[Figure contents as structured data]
------------------------------------------------------------------------

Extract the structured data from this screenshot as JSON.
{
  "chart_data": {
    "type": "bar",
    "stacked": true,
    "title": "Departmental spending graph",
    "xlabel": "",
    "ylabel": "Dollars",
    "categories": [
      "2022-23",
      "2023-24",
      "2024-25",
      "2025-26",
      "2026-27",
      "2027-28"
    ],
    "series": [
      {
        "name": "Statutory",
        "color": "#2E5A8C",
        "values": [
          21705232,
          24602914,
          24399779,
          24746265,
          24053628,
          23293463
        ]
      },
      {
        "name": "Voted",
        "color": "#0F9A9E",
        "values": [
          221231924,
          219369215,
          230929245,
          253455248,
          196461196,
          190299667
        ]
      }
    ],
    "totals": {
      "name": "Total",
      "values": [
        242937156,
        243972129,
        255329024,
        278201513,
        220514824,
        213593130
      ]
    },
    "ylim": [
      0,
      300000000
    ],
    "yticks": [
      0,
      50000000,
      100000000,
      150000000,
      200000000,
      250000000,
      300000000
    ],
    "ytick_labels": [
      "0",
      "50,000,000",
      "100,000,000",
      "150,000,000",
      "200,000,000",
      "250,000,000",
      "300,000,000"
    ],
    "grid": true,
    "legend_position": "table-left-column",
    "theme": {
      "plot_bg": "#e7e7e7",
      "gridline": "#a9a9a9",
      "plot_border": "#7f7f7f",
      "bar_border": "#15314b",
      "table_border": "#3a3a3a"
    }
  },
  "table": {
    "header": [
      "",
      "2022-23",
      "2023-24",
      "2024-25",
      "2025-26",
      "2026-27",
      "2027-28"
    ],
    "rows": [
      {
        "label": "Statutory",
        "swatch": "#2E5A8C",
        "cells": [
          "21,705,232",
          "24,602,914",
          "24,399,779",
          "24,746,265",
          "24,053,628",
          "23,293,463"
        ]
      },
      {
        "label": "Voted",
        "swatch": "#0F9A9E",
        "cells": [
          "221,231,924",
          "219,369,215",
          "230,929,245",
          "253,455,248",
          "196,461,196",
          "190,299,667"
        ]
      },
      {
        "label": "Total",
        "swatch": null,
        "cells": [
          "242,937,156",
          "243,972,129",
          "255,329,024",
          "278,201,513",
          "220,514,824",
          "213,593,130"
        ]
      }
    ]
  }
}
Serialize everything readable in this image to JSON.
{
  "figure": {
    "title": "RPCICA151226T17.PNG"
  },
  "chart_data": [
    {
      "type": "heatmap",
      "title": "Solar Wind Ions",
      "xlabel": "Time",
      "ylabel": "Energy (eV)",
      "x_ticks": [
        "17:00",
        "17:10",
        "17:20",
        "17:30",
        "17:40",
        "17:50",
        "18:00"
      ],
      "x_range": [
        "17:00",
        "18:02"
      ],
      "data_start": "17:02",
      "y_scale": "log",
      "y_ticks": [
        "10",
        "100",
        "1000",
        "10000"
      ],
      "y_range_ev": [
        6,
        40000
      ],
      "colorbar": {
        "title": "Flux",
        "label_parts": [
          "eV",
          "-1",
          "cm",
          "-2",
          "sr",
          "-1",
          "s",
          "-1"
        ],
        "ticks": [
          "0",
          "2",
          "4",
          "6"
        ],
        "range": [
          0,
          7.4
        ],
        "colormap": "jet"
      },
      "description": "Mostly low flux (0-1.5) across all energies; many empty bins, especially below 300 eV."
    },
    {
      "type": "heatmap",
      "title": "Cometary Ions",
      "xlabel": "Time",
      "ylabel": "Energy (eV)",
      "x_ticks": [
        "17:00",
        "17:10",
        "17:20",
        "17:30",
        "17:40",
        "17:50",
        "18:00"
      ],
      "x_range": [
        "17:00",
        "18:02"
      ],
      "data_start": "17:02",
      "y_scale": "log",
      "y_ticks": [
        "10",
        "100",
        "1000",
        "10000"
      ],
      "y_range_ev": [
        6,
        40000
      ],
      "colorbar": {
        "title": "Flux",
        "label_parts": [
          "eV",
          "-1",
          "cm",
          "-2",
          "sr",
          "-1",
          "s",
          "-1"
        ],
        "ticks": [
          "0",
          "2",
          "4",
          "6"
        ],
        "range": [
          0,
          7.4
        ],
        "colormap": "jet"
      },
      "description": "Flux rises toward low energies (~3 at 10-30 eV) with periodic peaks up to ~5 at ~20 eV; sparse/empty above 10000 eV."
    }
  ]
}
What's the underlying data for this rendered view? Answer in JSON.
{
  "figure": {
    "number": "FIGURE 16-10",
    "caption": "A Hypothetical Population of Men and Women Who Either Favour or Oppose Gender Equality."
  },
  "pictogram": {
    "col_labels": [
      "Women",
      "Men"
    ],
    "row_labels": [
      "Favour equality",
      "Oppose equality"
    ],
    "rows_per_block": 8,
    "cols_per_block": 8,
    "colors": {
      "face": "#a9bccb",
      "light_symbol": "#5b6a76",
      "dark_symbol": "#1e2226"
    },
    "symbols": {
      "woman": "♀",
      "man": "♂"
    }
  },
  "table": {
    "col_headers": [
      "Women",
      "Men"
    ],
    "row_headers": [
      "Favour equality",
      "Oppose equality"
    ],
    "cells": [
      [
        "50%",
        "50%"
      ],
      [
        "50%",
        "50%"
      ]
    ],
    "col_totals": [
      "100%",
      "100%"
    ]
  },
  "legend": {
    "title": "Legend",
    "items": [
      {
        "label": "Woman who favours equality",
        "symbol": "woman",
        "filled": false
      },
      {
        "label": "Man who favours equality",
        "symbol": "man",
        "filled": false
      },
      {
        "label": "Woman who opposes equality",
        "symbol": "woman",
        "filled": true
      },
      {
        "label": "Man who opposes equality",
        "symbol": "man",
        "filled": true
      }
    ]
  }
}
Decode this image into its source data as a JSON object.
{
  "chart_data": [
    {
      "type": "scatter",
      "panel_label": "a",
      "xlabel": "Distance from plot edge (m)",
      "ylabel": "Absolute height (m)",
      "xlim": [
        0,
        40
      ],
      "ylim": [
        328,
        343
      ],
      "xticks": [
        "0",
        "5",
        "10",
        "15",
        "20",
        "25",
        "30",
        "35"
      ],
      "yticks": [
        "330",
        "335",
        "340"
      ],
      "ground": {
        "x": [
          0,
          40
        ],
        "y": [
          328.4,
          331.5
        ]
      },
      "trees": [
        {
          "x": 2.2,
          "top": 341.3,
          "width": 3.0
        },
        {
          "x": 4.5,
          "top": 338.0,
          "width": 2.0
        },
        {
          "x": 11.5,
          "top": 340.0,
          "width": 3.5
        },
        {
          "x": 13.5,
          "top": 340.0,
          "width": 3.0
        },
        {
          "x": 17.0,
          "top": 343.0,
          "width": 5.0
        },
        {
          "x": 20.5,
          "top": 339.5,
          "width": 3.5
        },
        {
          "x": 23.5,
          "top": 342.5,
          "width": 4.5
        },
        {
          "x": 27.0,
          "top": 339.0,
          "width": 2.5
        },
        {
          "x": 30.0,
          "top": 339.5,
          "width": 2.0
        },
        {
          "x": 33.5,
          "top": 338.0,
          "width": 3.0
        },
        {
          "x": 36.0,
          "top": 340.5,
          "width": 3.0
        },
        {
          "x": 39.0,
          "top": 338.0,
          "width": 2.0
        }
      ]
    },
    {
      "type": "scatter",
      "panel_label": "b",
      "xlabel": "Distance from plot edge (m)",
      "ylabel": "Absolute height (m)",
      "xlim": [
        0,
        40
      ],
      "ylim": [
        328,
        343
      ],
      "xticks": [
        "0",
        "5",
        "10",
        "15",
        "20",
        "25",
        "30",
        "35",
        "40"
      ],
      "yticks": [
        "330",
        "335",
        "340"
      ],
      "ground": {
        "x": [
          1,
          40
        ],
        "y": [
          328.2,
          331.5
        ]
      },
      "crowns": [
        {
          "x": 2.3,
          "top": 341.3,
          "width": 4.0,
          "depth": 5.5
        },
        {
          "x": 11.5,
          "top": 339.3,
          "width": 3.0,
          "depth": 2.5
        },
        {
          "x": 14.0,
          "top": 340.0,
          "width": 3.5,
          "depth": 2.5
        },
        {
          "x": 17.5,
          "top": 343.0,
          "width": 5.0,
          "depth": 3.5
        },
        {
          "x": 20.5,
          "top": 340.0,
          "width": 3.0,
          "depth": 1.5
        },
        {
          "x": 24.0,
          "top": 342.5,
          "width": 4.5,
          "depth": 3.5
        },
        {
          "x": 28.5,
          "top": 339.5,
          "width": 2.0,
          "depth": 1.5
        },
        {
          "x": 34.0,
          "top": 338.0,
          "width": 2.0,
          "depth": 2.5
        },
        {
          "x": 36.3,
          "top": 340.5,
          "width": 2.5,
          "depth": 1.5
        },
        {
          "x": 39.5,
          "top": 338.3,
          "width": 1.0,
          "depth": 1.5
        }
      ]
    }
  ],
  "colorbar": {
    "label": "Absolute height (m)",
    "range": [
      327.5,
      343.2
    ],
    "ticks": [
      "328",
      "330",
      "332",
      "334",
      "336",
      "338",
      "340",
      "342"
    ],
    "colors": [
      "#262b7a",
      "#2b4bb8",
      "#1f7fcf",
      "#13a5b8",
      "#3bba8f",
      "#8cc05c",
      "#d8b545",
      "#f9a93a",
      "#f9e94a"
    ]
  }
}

------------------------------------------------------------------------

### THE EXERCISE
Locate the word "title" in the data above. Copy every line carrying it.

### ANSWER
    "title": "Departmental spending graph",
    "title": "RPCICA151226T17.PNG"
      "title": "Solar Wind Ions",
        "title": "Flux",
      "title": "Cometary Ions",
        "title": "Flux",
    "title": "Legend",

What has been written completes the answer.